◆ Aim of the task
Output every line below without omitting or altering anything.

◆ Extracted records
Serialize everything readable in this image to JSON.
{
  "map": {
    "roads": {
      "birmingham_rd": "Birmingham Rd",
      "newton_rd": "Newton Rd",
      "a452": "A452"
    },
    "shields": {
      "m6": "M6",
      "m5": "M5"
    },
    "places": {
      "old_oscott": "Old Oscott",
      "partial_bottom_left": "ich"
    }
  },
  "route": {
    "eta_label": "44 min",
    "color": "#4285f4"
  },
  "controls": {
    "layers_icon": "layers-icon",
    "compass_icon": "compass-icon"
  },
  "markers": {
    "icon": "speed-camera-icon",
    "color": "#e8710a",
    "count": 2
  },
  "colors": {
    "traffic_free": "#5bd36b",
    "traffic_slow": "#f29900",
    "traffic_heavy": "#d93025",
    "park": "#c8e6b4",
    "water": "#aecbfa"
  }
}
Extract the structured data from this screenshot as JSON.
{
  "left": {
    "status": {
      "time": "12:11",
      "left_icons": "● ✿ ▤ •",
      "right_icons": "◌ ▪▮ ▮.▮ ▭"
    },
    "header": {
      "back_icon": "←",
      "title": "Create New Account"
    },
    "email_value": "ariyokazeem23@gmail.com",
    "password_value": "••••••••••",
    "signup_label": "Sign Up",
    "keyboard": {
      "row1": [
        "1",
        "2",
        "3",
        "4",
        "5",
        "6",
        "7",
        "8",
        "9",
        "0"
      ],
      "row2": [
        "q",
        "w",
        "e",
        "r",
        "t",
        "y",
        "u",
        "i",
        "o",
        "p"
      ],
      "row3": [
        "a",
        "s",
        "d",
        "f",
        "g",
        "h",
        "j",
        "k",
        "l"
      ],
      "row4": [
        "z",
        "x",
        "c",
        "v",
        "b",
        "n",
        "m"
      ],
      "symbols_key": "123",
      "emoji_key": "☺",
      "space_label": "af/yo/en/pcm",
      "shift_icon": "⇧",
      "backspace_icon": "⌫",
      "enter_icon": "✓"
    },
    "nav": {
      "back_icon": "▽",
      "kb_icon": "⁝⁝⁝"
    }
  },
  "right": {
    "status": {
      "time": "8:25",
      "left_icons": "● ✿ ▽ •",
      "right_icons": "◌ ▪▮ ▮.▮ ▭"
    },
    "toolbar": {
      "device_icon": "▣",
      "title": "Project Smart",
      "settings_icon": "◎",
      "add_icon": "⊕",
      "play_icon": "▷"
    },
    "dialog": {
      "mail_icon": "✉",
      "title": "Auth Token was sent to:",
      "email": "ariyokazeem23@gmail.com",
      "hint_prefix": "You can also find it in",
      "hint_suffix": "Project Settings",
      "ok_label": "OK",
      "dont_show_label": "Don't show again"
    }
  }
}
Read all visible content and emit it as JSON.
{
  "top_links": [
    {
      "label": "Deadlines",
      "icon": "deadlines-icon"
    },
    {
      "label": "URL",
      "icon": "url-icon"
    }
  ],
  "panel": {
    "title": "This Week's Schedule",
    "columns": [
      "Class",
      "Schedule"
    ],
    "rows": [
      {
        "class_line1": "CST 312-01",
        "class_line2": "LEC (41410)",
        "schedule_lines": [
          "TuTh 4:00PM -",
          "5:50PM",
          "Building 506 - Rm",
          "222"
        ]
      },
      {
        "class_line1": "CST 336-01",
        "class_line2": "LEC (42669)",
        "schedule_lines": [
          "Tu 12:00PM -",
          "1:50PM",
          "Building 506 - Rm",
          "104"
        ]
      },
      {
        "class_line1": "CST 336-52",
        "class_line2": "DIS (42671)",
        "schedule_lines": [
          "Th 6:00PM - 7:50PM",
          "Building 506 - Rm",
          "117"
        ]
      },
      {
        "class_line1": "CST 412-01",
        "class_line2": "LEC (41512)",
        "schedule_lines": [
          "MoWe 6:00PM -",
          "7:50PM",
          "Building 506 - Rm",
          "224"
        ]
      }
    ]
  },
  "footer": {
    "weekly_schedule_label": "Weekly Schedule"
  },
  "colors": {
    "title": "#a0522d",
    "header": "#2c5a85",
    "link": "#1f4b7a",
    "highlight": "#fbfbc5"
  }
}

◆ Correct answer
Serialize everything readable in this image to JSON.
{
  "map": {
    "roads": {
      "birmingham_rd": "Birmingham Rd",
      "newton_rd": "Newton Rd",
      "a452": "A452"
    },
    "shields": {
      "m6": "M6",
      "m5": "M5"
    },
    "places": {
      "old_oscott": "Old Oscott",
      "partial_bottom_left": "ich"
    }
  },
  "route": {
    "eta_label": "44 min",
    "color": "#4285f4"
  },
  "controls": {
    "layers_icon": "layers-icon",
    "compass_icon": "compass-icon"
  },
  "markers": {
    "icon": "speed-camera-icon",
    "color": "#e8710a",
    "count": 2
  },
  "colors": {
    "traffic_free": "#5bd36b",
    "traffic_slow": "#f29900",
    "traffic_heavy": "#d93025",
    "park": "#c8e6b4",
    "water": "#aecbfa"
  }
}
Extract the structured data from this screenshot as JSON.
{
  "left": {
    "status": {
      "time": "12:11",
      "left_icons": "● ✿ ▤ •",
      "right_icons": "◌ ▪▮ ▮.▮ ▭"
    },
    "header": {
      "back_icon": "←",
      "title": "Create New Account"
    },
    "email_value": "ariyokazeem23@gmail.com",
    "password_value": "••••••••••",
    "signup_label": "Sign Up",
    "keyboard": {
      "row1": [
        "1",
        "2",
        "3",
        "4",
        "5",
        "6",
        "7",
        "8",
        "9",
        "0"
      ],
      "row2": [
        "q",
        "w",
        "e",
        "r",
        "t",
        "y",
        "u",
        "i",
        "o",
        "p"
      ],
      "row3": [
        "a",
        "s",
        "d",
        "f",
        "g",
        "h",
        "j",
        "k",
        "l"
      ],
      "row4": [
        "z",
        "x",
        "c",
        "v",
        "b",
        "n",
        "m"
      ],
      "symbols_key": "123",
      "emoji_key": "☺",
      "space_label": "af/yo/en/pcm",
      "shift_icon": "⇧",
      "backspace_icon": "⌫",
      "enter_icon": "✓"
    },
    "nav": {
      "back_icon": "▽",
      "kb_icon": "⁝⁝⁝"
    }
  },
  "right": {
    "status": {
      "time": "8:25",
      "left_icons": "● ✿ ▽ •",
      "right_icons": "◌ ▪▮ ▮.▮ ▭"
    },
    "toolbar": {
      "device_icon": "▣",
      "title": "Project Smart",
      "settings_icon": "◎",
      "add_icon": "⊕",
      "play_icon": "▷"
    },
    "dialog": {
      "mail_icon": "✉",
      "title": "Auth Token was sent to:",
      "email": "ariyokazeem23@gmail.com",
      "hint_prefix": "You can also find it in",
      "hint_suffix": "Project Settings",
      "ok_label": "OK",
      "dont_show_label": "Don't show again"
    }
  }
}
Read all visible content and emit it as JSON.
{
  "top_links": [
    {
      "label": "Deadlines",
      "icon": "deadlines-icon"
    },
    {
      "label": "URL",
      "icon": "url-icon"
    }
  ],
  "panel": {
    "title": "This Week's Schedule",
    "columns": [
      "Class",
      "Schedule"
    ],
    "rows": [
      {
        "class_line1": "CST 312-01",
        "class_line2": "LEC (41410)",
        "schedule_lines": [
          "TuTh 4:00PM -",
          "5:50PM",
          "Building 506 - Rm",
          "222"
        ]
      },
      {
        "class_line1": "CST 336-01",
        "class_line2": "LEC (42669)",
        "schedule_lines": [
          "Tu 12:00PM -",
          "1:50PM",
          "Building 506 - Rm",
          "104"
        ]
      },
      {
        "class_line1": "CST 336-52",
        "class_line2": "DIS (42671)",
        "schedule_lines": [
          "Th 6:00PM - 7:50PM",
          "Building 506 - Rm",
          "117"
        ]
      },
      {
        "class_line1": "CST 412-01",
        "class_line2": "LEC (41512)",
        "schedule_lines": [
          "MoWe 6:00PM -",
          "7:50PM",
          "Building 506 - Rm",
          "224"
        ]
      }
    ]
  },
  "footer": {
    "weekly_schedule_label": "Weekly Schedule"
  },
  "colors": {
    "title": "#a0522d",
    "header": "#2c5a85",
    "link": "#1f4b7a",
    "highlight": "#fbfbc5"
  }
}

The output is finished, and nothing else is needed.